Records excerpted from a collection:
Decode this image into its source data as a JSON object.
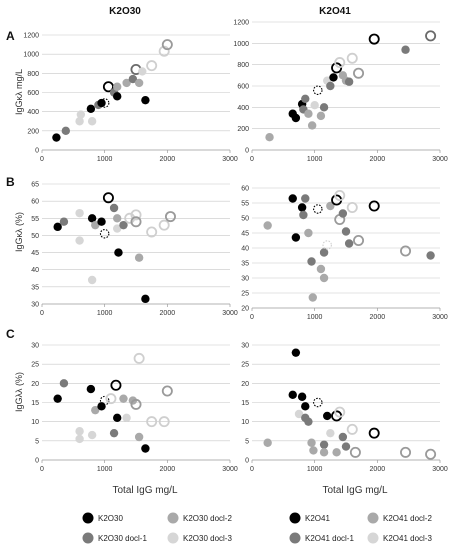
{
  "headers": [
    "K2O30",
    "K2O41"
  ],
  "row_labels": [
    "A",
    "B",
    "C"
  ],
  "x_axis_label": "Total IgG mg/L",
  "colors": {
    "fill": {
      "s1": "#000000",
      "s2": "#7a7a7a",
      "s3": "#a9a9a9",
      "s4": "#d6d6d6"
    },
    "stroke": {
      "s1": "#000000",
      "s2": "#6a6a6a",
      "s3": "#9a9a9a",
      "s4": "#cfcfcf"
    }
  },
  "legend": {
    "K2O30": [
      {
        "label": "K2O30",
        "series": "s1"
      },
      {
        "label": "K2O30 docl-2",
        "series": "s3"
      },
      {
        "label": "K2O30 docl-1",
        "series": "s2"
      },
      {
        "label": "K2O30 docl-3",
        "series": "s4"
      }
    ],
    "K2O41": [
      {
        "label": "K2O41",
        "series": "s1"
      },
      {
        "label": "K2O41 docl-2",
        "series": "s3"
      },
      {
        "label": "K2O41 docl-1",
        "series": "s2"
      },
      {
        "label": "K2O41 docl-3",
        "series": "s4"
      }
    ]
  },
  "chart_data": [
    {
      "panel": "A",
      "group": "K2O30",
      "type": "scatter",
      "xlim": [
        0,
        3000
      ],
      "xticks": [
        0,
        1000,
        2000,
        3000
      ],
      "ylim": [
        0,
        1200
      ],
      "yticks": [
        0,
        200,
        400,
        600,
        800,
        1000,
        1200
      ],
      "ylabel": "IgGκλ mg/L",
      "points": [
        {
          "x": 230,
          "y": 130,
          "s": "s1",
          "st": "filled"
        },
        {
          "x": 380,
          "y": 200,
          "s": "s2",
          "st": "filled"
        },
        {
          "x": 600,
          "y": 300,
          "s": "s4",
          "st": "filled"
        },
        {
          "x": 620,
          "y": 370,
          "s": "s4",
          "st": "filled"
        },
        {
          "x": 800,
          "y": 300,
          "s": "s4",
          "st": "filled"
        },
        {
          "x": 780,
          "y": 430,
          "s": "s1",
          "st": "filled"
        },
        {
          "x": 900,
          "y": 470,
          "s": "s2",
          "st": "filled"
        },
        {
          "x": 950,
          "y": 490,
          "s": "s1",
          "st": "filled"
        },
        {
          "x": 1000,
          "y": 490,
          "s": "s1",
          "st": "dashed"
        },
        {
          "x": 1060,
          "y": 660,
          "s": "s1",
          "st": "open"
        },
        {
          "x": 1150,
          "y": 600,
          "s": "s2",
          "st": "filled"
        },
        {
          "x": 1200,
          "y": 560,
          "s": "s1",
          "st": "filled"
        },
        {
          "x": 1200,
          "y": 660,
          "s": "s3",
          "st": "filled"
        },
        {
          "x": 1350,
          "y": 700,
          "s": "s3",
          "st": "filled"
        },
        {
          "x": 1450,
          "y": 740,
          "s": "s2",
          "st": "filled"
        },
        {
          "x": 1500,
          "y": 840,
          "s": "s2",
          "st": "open"
        },
        {
          "x": 1550,
          "y": 700,
          "s": "s3",
          "st": "filled"
        },
        {
          "x": 1650,
          "y": 520,
          "s": "s1",
          "st": "filled"
        },
        {
          "x": 1600,
          "y": 820,
          "s": "s4",
          "st": "filled"
        },
        {
          "x": 1750,
          "y": 880,
          "s": "s4",
          "st": "open"
        },
        {
          "x": 1950,
          "y": 1030,
          "s": "s4",
          "st": "open"
        },
        {
          "x": 2000,
          "y": 1100,
          "s": "s3",
          "st": "open"
        }
      ]
    },
    {
      "panel": "A",
      "group": "K2O41",
      "type": "scatter",
      "xlim": [
        0,
        3000
      ],
      "xticks": [
        0,
        1000,
        2000,
        3000
      ],
      "ylim": [
        0,
        1200
      ],
      "yticks": [
        0,
        200,
        400,
        600,
        800,
        1000,
        1200
      ],
      "ylabel": "",
      "points": [
        {
          "x": 280,
          "y": 120,
          "s": "s3",
          "st": "filled"
        },
        {
          "x": 650,
          "y": 340,
          "s": "s1",
          "st": "filled"
        },
        {
          "x": 700,
          "y": 300,
          "s": "s1",
          "st": "filled"
        },
        {
          "x": 800,
          "y": 430,
          "s": "s1",
          "st": "filled"
        },
        {
          "x": 820,
          "y": 380,
          "s": "s2",
          "st": "filled"
        },
        {
          "x": 850,
          "y": 480,
          "s": "s2",
          "st": "filled"
        },
        {
          "x": 900,
          "y": 340,
          "s": "s3",
          "st": "filled"
        },
        {
          "x": 960,
          "y": 230,
          "s": "s3",
          "st": "filled"
        },
        {
          "x": 1000,
          "y": 420,
          "s": "s4",
          "st": "filled"
        },
        {
          "x": 1050,
          "y": 560,
          "s": "s1",
          "st": "dashed"
        },
        {
          "x": 1100,
          "y": 320,
          "s": "s3",
          "st": "filled"
        },
        {
          "x": 1150,
          "y": 400,
          "s": "s2",
          "st": "filled"
        },
        {
          "x": 1200,
          "y": 650,
          "s": "s4",
          "st": "filled"
        },
        {
          "x": 1250,
          "y": 600,
          "s": "s2",
          "st": "filled"
        },
        {
          "x": 1300,
          "y": 680,
          "s": "s1",
          "st": "filled"
        },
        {
          "x": 1350,
          "y": 770,
          "s": "s1",
          "st": "open"
        },
        {
          "x": 1400,
          "y": 820,
          "s": "s4",
          "st": "open"
        },
        {
          "x": 1450,
          "y": 700,
          "s": "s3",
          "st": "filled"
        },
        {
          "x": 1500,
          "y": 650,
          "s": "s3",
          "st": "filled"
        },
        {
          "x": 1550,
          "y": 640,
          "s": "s2",
          "st": "filled"
        },
        {
          "x": 1600,
          "y": 860,
          "s": "s4",
          "st": "open"
        },
        {
          "x": 1700,
          "y": 720,
          "s": "s3",
          "st": "open"
        },
        {
          "x": 1950,
          "y": 1040,
          "s": "s1",
          "st": "open"
        },
        {
          "x": 2450,
          "y": 940,
          "s": "s2",
          "st": "filled"
        },
        {
          "x": 2850,
          "y": 1070,
          "s": "s2",
          "st": "open"
        }
      ]
    },
    {
      "panel": "B",
      "group": "K2O30",
      "type": "scatter",
      "xlim": [
        0,
        3000
      ],
      "xticks": [
        0,
        1000,
        2000,
        3000
      ],
      "ylim": [
        30,
        65
      ],
      "yticks": [
        30,
        35,
        40,
        45,
        50,
        55,
        60,
        65
      ],
      "ylabel": "IgGκλ (%)",
      "points": [
        {
          "x": 250,
          "y": 52.5,
          "s": "s1",
          "st": "filled"
        },
        {
          "x": 350,
          "y": 54,
          "s": "s2",
          "st": "filled"
        },
        {
          "x": 600,
          "y": 56.5,
          "s": "s4",
          "st": "filled"
        },
        {
          "x": 600,
          "y": 48.5,
          "s": "s4",
          "st": "filled"
        },
        {
          "x": 800,
          "y": 37,
          "s": "s4",
          "st": "filled"
        },
        {
          "x": 800,
          "y": 55,
          "s": "s1",
          "st": "filled"
        },
        {
          "x": 850,
          "y": 53,
          "s": "s3",
          "st": "filled"
        },
        {
          "x": 950,
          "y": 54,
          "s": "s1",
          "st": "filled"
        },
        {
          "x": 1000,
          "y": 50.5,
          "s": "s1",
          "st": "dashed"
        },
        {
          "x": 1060,
          "y": 61,
          "s": "s1",
          "st": "open"
        },
        {
          "x": 1150,
          "y": 58,
          "s": "s2",
          "st": "filled"
        },
        {
          "x": 1200,
          "y": 52,
          "s": "s4",
          "st": "filled"
        },
        {
          "x": 1200,
          "y": 55,
          "s": "s3",
          "st": "filled"
        },
        {
          "x": 1220,
          "y": 45,
          "s": "s1",
          "st": "filled"
        },
        {
          "x": 1300,
          "y": 53,
          "s": "s2",
          "st": "filled"
        },
        {
          "x": 1400,
          "y": 55,
          "s": "s4",
          "st": "open"
        },
        {
          "x": 1500,
          "y": 56,
          "s": "s4",
          "st": "open"
        },
        {
          "x": 1500,
          "y": 54,
          "s": "s3",
          "st": "open"
        },
        {
          "x": 1550,
          "y": 43.5,
          "s": "s3",
          "st": "filled"
        },
        {
          "x": 1650,
          "y": 31.5,
          "s": "s1",
          "st": "filled"
        },
        {
          "x": 1750,
          "y": 51,
          "s": "s4",
          "st": "open"
        },
        {
          "x": 1950,
          "y": 53,
          "s": "s4",
          "st": "open"
        },
        {
          "x": 2050,
          "y": 55.5,
          "s": "s3",
          "st": "open"
        }
      ]
    },
    {
      "panel": "B",
      "group": "K2O41",
      "type": "scatter",
      "xlim": [
        0,
        3000
      ],
      "xticks": [
        0,
        1000,
        2000,
        3000
      ],
      "ylim": [
        20,
        60
      ],
      "yticks": [
        20,
        25,
        30,
        35,
        40,
        45,
        50,
        55,
        60
      ],
      "ylabel": "",
      "points": [
        {
          "x": 250,
          "y": 47.5,
          "s": "s3",
          "st": "filled"
        },
        {
          "x": 650,
          "y": 56.5,
          "s": "s1",
          "st": "filled"
        },
        {
          "x": 700,
          "y": 43.5,
          "s": "s1",
          "st": "filled"
        },
        {
          "x": 800,
          "y": 53.5,
          "s": "s1",
          "st": "filled"
        },
        {
          "x": 820,
          "y": 51,
          "s": "s2",
          "st": "filled"
        },
        {
          "x": 850,
          "y": 56.5,
          "s": "s2",
          "st": "filled"
        },
        {
          "x": 900,
          "y": 45,
          "s": "s3",
          "st": "filled"
        },
        {
          "x": 950,
          "y": 35.5,
          "s": "s2",
          "st": "filled"
        },
        {
          "x": 970,
          "y": 23.5,
          "s": "s3",
          "st": "filled"
        },
        {
          "x": 1050,
          "y": 53,
          "s": "s1",
          "st": "dashed"
        },
        {
          "x": 1100,
          "y": 33,
          "s": "s3",
          "st": "filled"
        },
        {
          "x": 1150,
          "y": 38.5,
          "s": "s2",
          "st": "filled"
        },
        {
          "x": 1150,
          "y": 30,
          "s": "s3",
          "st": "filled"
        },
        {
          "x": 1200,
          "y": 41,
          "s": "s4",
          "st": "dashed"
        },
        {
          "x": 1250,
          "y": 54,
          "s": "s3",
          "st": "filled"
        },
        {
          "x": 1350,
          "y": 56,
          "s": "s1",
          "st": "open"
        },
        {
          "x": 1400,
          "y": 57.5,
          "s": "s4",
          "st": "open"
        },
        {
          "x": 1400,
          "y": 49.5,
          "s": "s3",
          "st": "open"
        },
        {
          "x": 1450,
          "y": 51.5,
          "s": "s2",
          "st": "filled"
        },
        {
          "x": 1500,
          "y": 45.5,
          "s": "s2",
          "st": "filled"
        },
        {
          "x": 1550,
          "y": 41.5,
          "s": "s2",
          "st": "filled"
        },
        {
          "x": 1600,
          "y": 53.5,
          "s": "s4",
          "st": "open"
        },
        {
          "x": 1700,
          "y": 42.5,
          "s": "s3",
          "st": "open"
        },
        {
          "x": 1950,
          "y": 54,
          "s": "s1",
          "st": "open"
        },
        {
          "x": 2450,
          "y": 39,
          "s": "s3",
          "st": "open"
        },
        {
          "x": 2850,
          "y": 37.5,
          "s": "s2",
          "st": "filled"
        }
      ]
    },
    {
      "panel": "C",
      "group": "K2O30",
      "type": "scatter",
      "xlim": [
        0,
        3000
      ],
      "xticks": [
        0,
        1000,
        2000,
        3000
      ],
      "ylim": [
        0,
        30
      ],
      "yticks": [
        0,
        5,
        10,
        15,
        20,
        25,
        30
      ],
      "ylabel": "IgGλλ (%)",
      "points": [
        {
          "x": 250,
          "y": 16,
          "s": "s1",
          "st": "filled"
        },
        {
          "x": 350,
          "y": 20,
          "s": "s2",
          "st": "filled"
        },
        {
          "x": 600,
          "y": 7.5,
          "s": "s4",
          "st": "filled"
        },
        {
          "x": 600,
          "y": 5.5,
          "s": "s4",
          "st": "filled"
        },
        {
          "x": 780,
          "y": 18.5,
          "s": "s1",
          "st": "filled"
        },
        {
          "x": 800,
          "y": 6.5,
          "s": "s4",
          "st": "filled"
        },
        {
          "x": 850,
          "y": 13,
          "s": "s3",
          "st": "filled"
        },
        {
          "x": 950,
          "y": 14,
          "s": "s1",
          "st": "filled"
        },
        {
          "x": 1000,
          "y": 15.5,
          "s": "s1",
          "st": "dashed"
        },
        {
          "x": 1100,
          "y": 16,
          "s": "s4",
          "st": "open"
        },
        {
          "x": 1150,
          "y": 7,
          "s": "s2",
          "st": "filled"
        },
        {
          "x": 1180,
          "y": 19.5,
          "s": "s1",
          "st": "open"
        },
        {
          "x": 1200,
          "y": 11,
          "s": "s1",
          "st": "filled"
        },
        {
          "x": 1300,
          "y": 16,
          "s": "s3",
          "st": "filled"
        },
        {
          "x": 1350,
          "y": 11,
          "s": "s4",
          "st": "filled"
        },
        {
          "x": 1450,
          "y": 15.5,
          "s": "s3",
          "st": "filled"
        },
        {
          "x": 1500,
          "y": 14.5,
          "s": "s3",
          "st": "open"
        },
        {
          "x": 1550,
          "y": 26.5,
          "s": "s4",
          "st": "open"
        },
        {
          "x": 1550,
          "y": 6,
          "s": "s3",
          "st": "filled"
        },
        {
          "x": 1650,
          "y": 3,
          "s": "s1",
          "st": "filled"
        },
        {
          "x": 1750,
          "y": 10,
          "s": "s4",
          "st": "open"
        },
        {
          "x": 1950,
          "y": 10,
          "s": "s4",
          "st": "open"
        },
        {
          "x": 2000,
          "y": 18,
          "s": "s3",
          "st": "open"
        }
      ]
    },
    {
      "panel": "C",
      "group": "K2O41",
      "type": "scatter",
      "xlim": [
        0,
        3000
      ],
      "xticks": [
        0,
        1000,
        2000,
        3000
      ],
      "ylim": [
        0,
        30
      ],
      "yticks": [
        0,
        5,
        10,
        15,
        20,
        25,
        30
      ],
      "ylabel": "",
      "points": [
        {
          "x": 250,
          "y": 4.5,
          "s": "s3",
          "st": "filled"
        },
        {
          "x": 650,
          "y": 17,
          "s": "s1",
          "st": "filled"
        },
        {
          "x": 700,
          "y": 28,
          "s": "s1",
          "st": "filled"
        },
        {
          "x": 750,
          "y": 12,
          "s": "s4",
          "st": "filled"
        },
        {
          "x": 800,
          "y": 16.5,
          "s": "s1",
          "st": "filled"
        },
        {
          "x": 850,
          "y": 14,
          "s": "s1",
          "st": "filled"
        },
        {
          "x": 850,
          "y": 11,
          "s": "s2",
          "st": "filled"
        },
        {
          "x": 900,
          "y": 10,
          "s": "s2",
          "st": "filled"
        },
        {
          "x": 950,
          "y": 4.5,
          "s": "s3",
          "st": "filled"
        },
        {
          "x": 980,
          "y": 2.5,
          "s": "s3",
          "st": "filled"
        },
        {
          "x": 1050,
          "y": 15,
          "s": "s1",
          "st": "dashed"
        },
        {
          "x": 1150,
          "y": 4,
          "s": "s2",
          "st": "filled"
        },
        {
          "x": 1150,
          "y": 2,
          "s": "s3",
          "st": "filled"
        },
        {
          "x": 1200,
          "y": 11.5,
          "s": "s1",
          "st": "filled"
        },
        {
          "x": 1250,
          "y": 7,
          "s": "s4",
          "st": "filled"
        },
        {
          "x": 1350,
          "y": 11.5,
          "s": "s1",
          "st": "open"
        },
        {
          "x": 1350,
          "y": 2,
          "s": "s3",
          "st": "filled"
        },
        {
          "x": 1400,
          "y": 12.5,
          "s": "s4",
          "st": "open"
        },
        {
          "x": 1450,
          "y": 6,
          "s": "s2",
          "st": "filled"
        },
        {
          "x": 1500,
          "y": 3.5,
          "s": "s2",
          "st": "filled"
        },
        {
          "x": 1600,
          "y": 8,
          "s": "s4",
          "st": "open"
        },
        {
          "x": 1650,
          "y": 2,
          "s": "s3",
          "st": "open"
        },
        {
          "x": 1950,
          "y": 7,
          "s": "s1",
          "st": "open"
        },
        {
          "x": 2450,
          "y": 2,
          "s": "s3",
          "st": "open"
        },
        {
          "x": 2850,
          "y": 1.5,
          "s": "s3",
          "st": "open"
        }
      ]
    }
  ]
}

_Task description_. Return each line of the listing that holds the string "docl".

_Reply to the exercise_.
        "label": "K2O30 docl-2",
        "label": "K2O30 docl-1",
        "label": "K2O30 docl-3",
        "label": "K2O41 docl-2",
        "label": "K2O41 docl-1",
        "label": "K2O41 docl-3",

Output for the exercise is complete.